— 抜粋文 —
茅野恒秀氏(以下、茅野氏):気象庁の観測データによれば、松本市では、1890年代から現在までに2.01℃平均気温が上昇しています。観測地点の都市化の影響もあると思いますが、長野市でも1.3℃、飯田市でも1.4℃と、日本全体の平均気温の上昇が1.26℃ですから、長野県は全国に比べて気温上昇幅が大きい。標高が高いこともあるのかもしれません。山岳地帯に生息するライチョウをはじめとする多くの野生生物も影響を受けることになります。そうした予想から、松本市では早くから地球温暖化対策に取り組んできました。
また松本市は、東の端に美ヶ原、西側には北アルプス、中央にはたくさんの扇状地があり、水資源が豊富です。そのため、明治時代から多くの水力発電所がつくられてきました。そうした自然エネルギー、地球温暖化、生物多様性と深い縁のある土地が、ここ松本なのです。
宮之本伸氏(以下、宮之本氏):松本市は、2002年の地球温暖化防止実行計画の策定や、フードロス削減を呼びかける「残さず食べよう!30・10(さんまる いちまる)運動」の提唱など、以前より環境問題に積極的に取り組んできました。カーボンニュートラル推進の大きなきっかけとなったのが、2020年当時の菅義偉首相による「2050年カーボンニュートラル宣言」です。このときに、「カーボンニュートラルこそ、松本市が全国約1700の自治体の先陣を切ってチャレンジできる領域である」と強く認識し、2021年にスーパーシティ型国家戦略特区に松本市が立候補した際も、「100%カーボンニュートラルな自律分散型まちづくり」を構想の柱に置きました。

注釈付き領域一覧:
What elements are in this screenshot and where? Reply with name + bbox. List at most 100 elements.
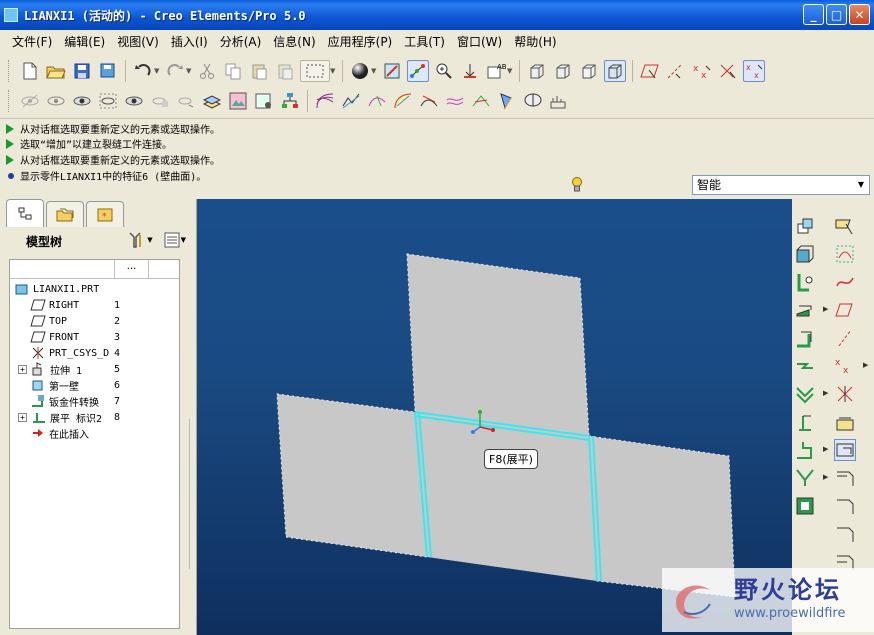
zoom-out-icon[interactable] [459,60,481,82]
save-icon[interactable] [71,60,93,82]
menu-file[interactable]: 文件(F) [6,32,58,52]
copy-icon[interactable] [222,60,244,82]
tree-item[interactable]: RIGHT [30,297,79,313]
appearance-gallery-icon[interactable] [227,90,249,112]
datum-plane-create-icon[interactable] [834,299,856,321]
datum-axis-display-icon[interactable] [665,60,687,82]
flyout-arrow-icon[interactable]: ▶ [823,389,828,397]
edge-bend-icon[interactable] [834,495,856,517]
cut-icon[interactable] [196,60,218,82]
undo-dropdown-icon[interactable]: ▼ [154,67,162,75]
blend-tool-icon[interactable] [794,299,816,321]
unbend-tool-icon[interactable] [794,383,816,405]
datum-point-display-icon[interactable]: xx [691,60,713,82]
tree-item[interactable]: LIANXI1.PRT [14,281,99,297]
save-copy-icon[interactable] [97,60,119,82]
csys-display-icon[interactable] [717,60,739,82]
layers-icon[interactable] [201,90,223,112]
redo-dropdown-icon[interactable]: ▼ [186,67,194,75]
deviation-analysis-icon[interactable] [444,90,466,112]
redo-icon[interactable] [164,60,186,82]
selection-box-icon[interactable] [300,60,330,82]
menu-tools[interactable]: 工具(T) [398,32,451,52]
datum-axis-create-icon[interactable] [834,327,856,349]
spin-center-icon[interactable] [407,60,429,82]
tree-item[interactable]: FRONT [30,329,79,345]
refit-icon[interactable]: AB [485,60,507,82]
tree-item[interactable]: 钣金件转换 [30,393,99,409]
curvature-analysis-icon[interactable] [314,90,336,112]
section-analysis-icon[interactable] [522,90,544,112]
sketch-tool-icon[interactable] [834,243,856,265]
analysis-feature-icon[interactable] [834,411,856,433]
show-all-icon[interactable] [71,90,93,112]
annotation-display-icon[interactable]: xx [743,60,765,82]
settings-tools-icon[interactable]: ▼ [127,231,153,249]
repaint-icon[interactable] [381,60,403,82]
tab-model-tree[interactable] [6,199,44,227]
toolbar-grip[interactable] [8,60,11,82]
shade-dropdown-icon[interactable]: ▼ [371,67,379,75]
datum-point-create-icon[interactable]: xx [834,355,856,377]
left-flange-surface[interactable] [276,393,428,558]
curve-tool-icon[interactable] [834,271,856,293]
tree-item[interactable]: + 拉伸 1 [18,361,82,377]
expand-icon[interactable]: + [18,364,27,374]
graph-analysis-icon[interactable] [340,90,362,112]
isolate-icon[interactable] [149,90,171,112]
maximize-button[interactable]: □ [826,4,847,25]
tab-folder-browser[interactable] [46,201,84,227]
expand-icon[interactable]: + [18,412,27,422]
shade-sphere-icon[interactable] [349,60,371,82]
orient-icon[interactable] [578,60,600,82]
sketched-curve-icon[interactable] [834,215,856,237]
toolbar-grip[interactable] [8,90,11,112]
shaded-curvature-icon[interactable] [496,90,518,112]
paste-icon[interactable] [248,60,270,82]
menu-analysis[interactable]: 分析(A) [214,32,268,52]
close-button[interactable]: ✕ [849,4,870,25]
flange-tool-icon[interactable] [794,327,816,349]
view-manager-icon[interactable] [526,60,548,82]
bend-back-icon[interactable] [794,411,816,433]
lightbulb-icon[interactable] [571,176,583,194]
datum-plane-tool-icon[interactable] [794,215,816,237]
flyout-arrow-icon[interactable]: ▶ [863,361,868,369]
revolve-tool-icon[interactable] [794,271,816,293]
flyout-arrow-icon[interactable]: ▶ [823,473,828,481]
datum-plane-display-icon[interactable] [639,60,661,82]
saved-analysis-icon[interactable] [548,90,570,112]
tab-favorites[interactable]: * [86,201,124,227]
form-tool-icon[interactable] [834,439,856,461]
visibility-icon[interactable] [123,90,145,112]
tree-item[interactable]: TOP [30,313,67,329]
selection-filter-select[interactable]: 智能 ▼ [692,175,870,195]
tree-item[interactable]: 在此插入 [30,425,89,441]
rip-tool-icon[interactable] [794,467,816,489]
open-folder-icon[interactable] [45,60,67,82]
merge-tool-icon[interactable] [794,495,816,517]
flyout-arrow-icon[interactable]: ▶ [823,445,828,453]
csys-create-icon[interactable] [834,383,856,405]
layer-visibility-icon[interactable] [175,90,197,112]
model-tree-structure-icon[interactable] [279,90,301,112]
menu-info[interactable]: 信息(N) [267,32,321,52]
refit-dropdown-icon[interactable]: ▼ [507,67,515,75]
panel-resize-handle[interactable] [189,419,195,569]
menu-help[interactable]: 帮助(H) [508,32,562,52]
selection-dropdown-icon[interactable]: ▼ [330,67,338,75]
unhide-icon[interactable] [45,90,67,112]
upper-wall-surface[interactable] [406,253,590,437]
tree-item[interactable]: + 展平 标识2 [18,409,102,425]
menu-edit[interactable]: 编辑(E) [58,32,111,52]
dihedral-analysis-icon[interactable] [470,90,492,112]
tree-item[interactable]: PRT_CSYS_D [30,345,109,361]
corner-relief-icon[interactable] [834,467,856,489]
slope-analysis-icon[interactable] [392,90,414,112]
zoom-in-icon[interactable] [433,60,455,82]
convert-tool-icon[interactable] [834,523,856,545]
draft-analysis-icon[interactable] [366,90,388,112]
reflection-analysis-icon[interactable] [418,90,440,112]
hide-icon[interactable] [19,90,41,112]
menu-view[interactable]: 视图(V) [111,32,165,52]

--

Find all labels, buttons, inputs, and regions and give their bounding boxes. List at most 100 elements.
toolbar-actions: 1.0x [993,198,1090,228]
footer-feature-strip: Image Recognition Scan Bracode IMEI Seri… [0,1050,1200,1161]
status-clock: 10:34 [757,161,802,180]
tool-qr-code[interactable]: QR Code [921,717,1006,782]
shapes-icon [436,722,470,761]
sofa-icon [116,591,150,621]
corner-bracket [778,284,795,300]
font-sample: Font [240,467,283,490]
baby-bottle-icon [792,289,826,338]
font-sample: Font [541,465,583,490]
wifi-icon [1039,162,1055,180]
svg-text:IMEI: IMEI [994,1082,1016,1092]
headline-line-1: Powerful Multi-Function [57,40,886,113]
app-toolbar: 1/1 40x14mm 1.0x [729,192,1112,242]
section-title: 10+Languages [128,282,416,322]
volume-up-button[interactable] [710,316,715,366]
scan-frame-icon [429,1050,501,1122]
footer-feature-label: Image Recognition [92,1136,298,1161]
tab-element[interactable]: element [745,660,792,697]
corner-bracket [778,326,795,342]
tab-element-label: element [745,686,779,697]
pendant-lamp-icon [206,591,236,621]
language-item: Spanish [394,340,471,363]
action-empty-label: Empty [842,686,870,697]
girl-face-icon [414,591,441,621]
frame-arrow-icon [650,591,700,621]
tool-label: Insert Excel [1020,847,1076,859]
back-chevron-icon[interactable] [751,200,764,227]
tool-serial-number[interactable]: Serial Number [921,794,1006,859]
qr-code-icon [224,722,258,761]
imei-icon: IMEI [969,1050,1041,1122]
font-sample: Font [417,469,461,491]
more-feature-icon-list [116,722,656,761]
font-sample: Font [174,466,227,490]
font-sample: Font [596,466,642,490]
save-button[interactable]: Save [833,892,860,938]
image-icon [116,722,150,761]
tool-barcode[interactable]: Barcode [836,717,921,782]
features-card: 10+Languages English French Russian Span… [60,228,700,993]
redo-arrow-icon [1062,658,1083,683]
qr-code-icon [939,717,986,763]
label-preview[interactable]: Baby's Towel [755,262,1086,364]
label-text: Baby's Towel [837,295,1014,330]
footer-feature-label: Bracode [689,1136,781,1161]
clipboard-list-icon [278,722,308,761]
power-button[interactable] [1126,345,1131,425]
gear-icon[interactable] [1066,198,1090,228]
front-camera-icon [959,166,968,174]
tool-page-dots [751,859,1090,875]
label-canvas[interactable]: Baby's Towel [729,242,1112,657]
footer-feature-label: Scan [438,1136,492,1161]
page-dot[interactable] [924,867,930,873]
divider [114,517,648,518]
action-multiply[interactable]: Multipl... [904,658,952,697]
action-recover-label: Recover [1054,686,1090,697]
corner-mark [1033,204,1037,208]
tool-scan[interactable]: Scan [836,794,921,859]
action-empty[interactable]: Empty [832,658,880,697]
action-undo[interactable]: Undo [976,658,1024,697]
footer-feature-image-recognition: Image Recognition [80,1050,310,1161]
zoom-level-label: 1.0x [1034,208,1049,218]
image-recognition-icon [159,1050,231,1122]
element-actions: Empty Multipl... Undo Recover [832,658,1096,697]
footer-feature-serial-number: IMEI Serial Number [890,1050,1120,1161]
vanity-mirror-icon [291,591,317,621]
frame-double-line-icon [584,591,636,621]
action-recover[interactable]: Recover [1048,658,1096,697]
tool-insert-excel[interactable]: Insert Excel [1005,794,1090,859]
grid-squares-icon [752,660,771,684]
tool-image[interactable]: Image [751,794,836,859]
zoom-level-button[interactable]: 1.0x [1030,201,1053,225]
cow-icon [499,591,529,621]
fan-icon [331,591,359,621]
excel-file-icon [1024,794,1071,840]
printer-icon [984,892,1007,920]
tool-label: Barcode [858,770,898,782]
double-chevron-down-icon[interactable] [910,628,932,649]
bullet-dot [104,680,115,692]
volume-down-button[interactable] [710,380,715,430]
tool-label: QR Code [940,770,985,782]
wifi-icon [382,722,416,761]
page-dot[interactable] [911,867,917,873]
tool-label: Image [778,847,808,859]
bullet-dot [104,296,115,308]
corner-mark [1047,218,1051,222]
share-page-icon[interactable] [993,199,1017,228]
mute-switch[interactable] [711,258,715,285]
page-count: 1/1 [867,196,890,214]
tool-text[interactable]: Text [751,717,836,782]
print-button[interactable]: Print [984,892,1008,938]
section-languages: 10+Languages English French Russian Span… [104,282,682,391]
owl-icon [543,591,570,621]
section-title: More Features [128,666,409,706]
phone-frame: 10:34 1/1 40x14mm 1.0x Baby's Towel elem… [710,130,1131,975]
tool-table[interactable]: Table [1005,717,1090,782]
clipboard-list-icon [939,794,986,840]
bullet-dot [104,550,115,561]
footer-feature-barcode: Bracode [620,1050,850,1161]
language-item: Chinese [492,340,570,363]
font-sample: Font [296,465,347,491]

— やること —
松本市の温暖化対策をめぐる抜粋文を、最後の文の後から書き進めよ。

— 演習結果 —
ーーどのような取り組みを行っているのでしょうか。
宮之本氏:目下、力を入れているのが、太陽光パネルの設置推進です。地域エネルギー需給データベースによれば、松本市には20,562TJ(テラジュール)の再生可能エネルギー導入ポテンシャルがあり、その内訳の8割以上を占めるのが太陽光発電です。つまり、太陽光パネルの設置をいかに推進していけるかが、松本市のカーボンニュートラル実現のカギとなっているのです。そのため、最近、太陽光発電事業を適正に推進していくための条例を制定しました。
また、毎年約50万人の観光客が訪れる乗鞍高原は、環境省の「ゼロカーボンパーク」の国内第1号および脱炭素先行地域に選定され、力を入れているところです。
ーーどのような点が評価され、乗鞍高原が第1号の「ゼロカーボンパーク」に選定されたのでしょうか。また、どのようにして計画を具現化していくのでしょうか。
茅野氏:乗鞍高原は古くから「自然と人間が共生する暮らし」のビジョンを提示してきました。そもそも乗鞍を含む中部山岳地域が1934年に国立公園に指定された際、上高地や白馬に加えて乗鞍が選ばれたのも、乗鞍岳の麓には古くから人が住んでおり、高原の気候に適応した放牧などの産業が成立した結果生み出された美しい景観が評価されてのことでした。高度経済成長期に、乗鞍高原はスキー観光地として栄え始めますが、気候変動が進行すればウィンタースポーツは楽しめなくなりますし、乗鞍岳山頂に生息するライチョウも生息できなくなってしまいます。そのため乗鞍高原は「自然と人の暮らしをいかに共存させていくか」について、長年考え続けてきた場所なのです。
具体的なアクションとして「エネルギーの地産地消」を推進することで、カーボンニュートラルの実現を目指しています。例えば、乗鞍高原には住民や旅館・ペンションの経営者など250世帯の人々が暮らしていますが、小水力発電や太陽光発電を導入することで、そうした人々の生活に必要な電力を自給できるようにする。また、寒い地域であるため、熱の需要が非常に大きいのですが、各世帯の薪ストーブに地元の森林で伐採した薪を供給することで、景観維持と同時に燃料の地産地消を行う、といった仕組みの実現を目指しています。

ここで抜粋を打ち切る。